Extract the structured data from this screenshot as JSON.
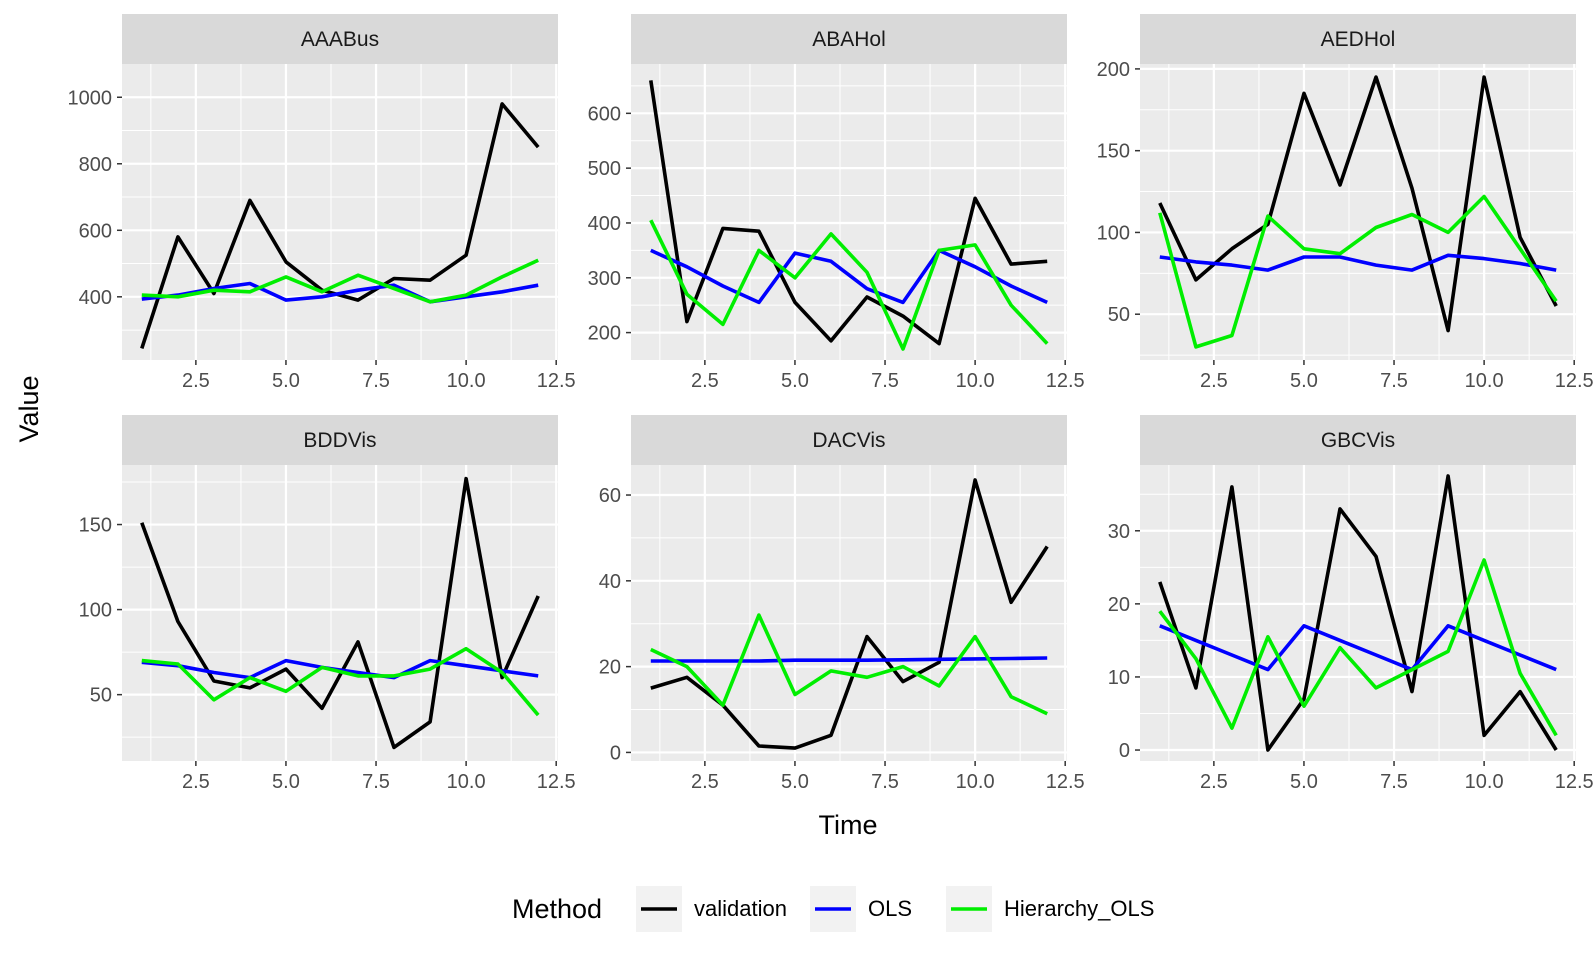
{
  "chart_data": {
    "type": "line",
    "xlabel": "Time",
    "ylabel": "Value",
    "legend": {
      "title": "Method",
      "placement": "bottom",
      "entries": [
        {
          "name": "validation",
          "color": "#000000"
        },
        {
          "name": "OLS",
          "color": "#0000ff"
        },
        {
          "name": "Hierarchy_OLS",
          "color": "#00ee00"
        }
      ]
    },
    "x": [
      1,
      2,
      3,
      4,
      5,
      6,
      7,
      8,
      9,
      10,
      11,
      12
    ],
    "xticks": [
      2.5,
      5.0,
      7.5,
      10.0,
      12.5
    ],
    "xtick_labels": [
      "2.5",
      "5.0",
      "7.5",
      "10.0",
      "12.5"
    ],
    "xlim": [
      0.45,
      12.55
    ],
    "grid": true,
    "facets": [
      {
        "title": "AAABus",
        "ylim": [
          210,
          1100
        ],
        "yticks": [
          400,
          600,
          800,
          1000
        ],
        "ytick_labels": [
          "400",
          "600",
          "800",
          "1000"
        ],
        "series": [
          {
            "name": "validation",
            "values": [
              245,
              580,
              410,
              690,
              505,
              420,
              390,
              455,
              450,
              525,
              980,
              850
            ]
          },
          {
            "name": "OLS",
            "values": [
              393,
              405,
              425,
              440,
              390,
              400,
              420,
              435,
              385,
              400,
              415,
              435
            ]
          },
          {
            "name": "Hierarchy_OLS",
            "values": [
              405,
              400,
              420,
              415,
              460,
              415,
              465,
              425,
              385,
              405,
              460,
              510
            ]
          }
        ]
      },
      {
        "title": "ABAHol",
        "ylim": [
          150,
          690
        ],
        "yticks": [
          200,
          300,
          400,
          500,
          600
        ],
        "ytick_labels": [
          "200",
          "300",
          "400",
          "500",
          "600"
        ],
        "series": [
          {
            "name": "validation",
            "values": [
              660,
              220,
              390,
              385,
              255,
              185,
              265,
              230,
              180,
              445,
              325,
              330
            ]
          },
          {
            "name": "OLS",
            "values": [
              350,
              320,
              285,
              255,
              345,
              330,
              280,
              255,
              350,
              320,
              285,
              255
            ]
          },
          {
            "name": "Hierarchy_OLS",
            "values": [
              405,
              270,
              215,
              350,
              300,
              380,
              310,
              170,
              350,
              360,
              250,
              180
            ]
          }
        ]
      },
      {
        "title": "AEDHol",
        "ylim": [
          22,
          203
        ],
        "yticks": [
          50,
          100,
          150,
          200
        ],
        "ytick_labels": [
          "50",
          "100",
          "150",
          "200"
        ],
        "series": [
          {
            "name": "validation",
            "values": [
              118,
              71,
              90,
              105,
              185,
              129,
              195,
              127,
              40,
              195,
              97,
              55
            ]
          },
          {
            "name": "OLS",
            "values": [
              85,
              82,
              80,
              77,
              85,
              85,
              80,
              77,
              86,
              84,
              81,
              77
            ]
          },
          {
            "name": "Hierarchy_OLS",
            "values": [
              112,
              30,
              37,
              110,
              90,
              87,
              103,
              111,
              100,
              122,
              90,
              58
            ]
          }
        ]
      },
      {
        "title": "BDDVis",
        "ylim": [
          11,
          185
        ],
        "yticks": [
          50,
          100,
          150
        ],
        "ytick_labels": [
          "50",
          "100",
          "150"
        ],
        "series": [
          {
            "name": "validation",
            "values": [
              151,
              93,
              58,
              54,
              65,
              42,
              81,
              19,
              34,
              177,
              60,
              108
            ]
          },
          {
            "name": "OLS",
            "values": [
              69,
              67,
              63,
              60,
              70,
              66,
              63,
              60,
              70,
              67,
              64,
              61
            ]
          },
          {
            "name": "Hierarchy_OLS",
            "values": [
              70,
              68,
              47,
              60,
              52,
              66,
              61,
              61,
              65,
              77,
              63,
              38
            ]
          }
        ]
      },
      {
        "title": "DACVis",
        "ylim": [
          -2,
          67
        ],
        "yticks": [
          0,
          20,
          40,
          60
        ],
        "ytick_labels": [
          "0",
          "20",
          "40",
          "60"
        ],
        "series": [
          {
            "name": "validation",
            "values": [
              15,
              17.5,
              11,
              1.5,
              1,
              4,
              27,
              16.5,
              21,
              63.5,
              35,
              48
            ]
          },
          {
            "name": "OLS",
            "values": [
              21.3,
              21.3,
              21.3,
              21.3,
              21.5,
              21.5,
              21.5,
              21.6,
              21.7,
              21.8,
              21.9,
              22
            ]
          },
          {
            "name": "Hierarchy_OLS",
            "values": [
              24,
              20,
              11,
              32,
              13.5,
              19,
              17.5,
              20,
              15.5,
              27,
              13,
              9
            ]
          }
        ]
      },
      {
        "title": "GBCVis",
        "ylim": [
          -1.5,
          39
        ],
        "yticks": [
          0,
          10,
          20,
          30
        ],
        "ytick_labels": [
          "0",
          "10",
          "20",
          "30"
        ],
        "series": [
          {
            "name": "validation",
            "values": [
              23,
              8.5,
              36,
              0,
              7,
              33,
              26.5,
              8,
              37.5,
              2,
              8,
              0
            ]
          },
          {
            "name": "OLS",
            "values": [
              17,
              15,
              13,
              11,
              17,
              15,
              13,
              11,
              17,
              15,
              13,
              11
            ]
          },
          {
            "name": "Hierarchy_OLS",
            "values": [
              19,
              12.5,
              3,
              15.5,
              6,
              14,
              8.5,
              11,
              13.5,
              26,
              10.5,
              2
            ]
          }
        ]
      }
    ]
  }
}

* * * * * * *

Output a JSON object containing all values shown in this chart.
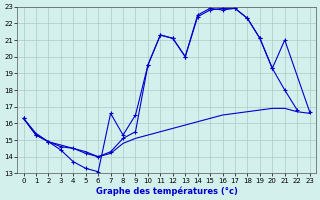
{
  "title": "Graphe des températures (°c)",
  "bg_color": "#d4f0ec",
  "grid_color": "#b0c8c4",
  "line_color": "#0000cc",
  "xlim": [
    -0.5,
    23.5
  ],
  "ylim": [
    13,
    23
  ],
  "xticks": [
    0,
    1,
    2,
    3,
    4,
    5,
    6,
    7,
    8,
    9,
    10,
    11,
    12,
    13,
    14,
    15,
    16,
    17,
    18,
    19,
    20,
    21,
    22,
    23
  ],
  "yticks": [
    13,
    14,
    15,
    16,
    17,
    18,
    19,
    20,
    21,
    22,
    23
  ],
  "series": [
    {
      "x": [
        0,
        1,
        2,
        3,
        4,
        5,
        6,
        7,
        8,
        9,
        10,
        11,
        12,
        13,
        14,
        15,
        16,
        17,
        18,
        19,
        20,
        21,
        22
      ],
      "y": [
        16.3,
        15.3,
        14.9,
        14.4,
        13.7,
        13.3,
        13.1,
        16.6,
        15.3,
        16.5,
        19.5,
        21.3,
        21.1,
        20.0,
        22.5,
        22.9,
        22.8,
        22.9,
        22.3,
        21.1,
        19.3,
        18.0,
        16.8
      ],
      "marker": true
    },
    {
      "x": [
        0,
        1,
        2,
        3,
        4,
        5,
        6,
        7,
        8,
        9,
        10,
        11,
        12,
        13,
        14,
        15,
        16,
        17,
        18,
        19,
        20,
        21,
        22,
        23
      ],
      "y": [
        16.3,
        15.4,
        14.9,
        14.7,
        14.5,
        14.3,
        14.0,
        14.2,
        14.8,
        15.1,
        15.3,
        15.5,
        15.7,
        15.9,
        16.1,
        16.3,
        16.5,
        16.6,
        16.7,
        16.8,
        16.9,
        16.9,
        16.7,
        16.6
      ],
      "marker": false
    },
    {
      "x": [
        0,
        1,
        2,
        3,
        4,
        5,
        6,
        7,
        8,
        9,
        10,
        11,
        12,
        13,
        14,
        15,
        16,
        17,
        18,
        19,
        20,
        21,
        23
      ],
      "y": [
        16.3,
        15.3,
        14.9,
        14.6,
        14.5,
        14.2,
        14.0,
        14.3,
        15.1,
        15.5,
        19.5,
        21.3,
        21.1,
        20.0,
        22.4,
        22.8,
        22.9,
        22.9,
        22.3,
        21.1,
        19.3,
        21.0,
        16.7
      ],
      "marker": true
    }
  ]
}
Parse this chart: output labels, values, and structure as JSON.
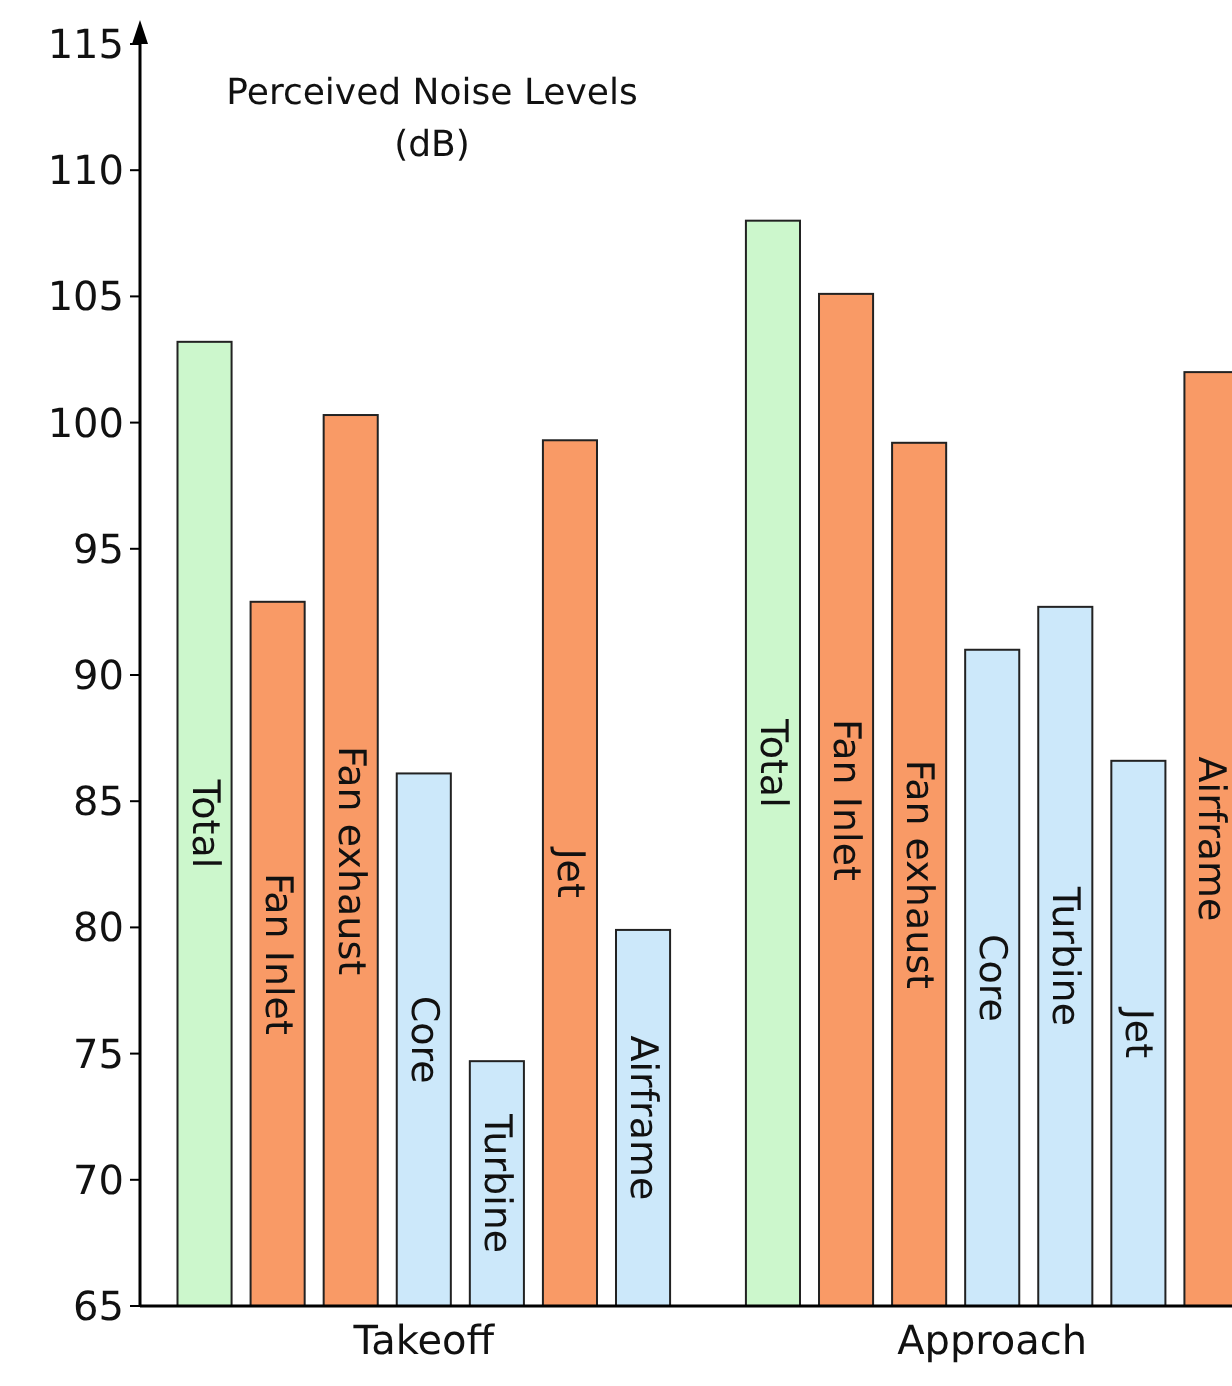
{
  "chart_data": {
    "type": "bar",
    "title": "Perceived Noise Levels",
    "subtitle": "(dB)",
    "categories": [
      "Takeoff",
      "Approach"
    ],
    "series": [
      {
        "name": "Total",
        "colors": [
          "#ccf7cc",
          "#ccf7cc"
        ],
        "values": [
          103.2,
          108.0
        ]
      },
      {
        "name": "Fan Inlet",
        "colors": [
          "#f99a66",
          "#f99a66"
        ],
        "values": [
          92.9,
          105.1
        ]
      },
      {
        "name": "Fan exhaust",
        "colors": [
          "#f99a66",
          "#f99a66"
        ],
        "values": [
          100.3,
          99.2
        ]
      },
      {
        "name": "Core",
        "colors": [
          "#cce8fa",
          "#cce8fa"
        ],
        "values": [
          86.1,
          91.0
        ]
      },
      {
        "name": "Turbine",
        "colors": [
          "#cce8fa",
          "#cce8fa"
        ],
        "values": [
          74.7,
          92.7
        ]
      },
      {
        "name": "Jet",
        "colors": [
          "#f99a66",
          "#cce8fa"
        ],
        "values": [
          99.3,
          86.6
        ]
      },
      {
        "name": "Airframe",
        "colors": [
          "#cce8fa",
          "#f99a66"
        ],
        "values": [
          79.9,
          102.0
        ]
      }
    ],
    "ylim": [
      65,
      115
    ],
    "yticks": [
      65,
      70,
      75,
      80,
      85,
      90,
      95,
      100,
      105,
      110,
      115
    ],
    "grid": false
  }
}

* * * * * * *

Short task. Where a line in the material contains "JSON", copy that line.

Worked answer.
Extract the structured data from this screenshot as JSON.
Output a JSON object containing all values shown in this chart.
Parse this chart: output labels, values, and structure as JSON.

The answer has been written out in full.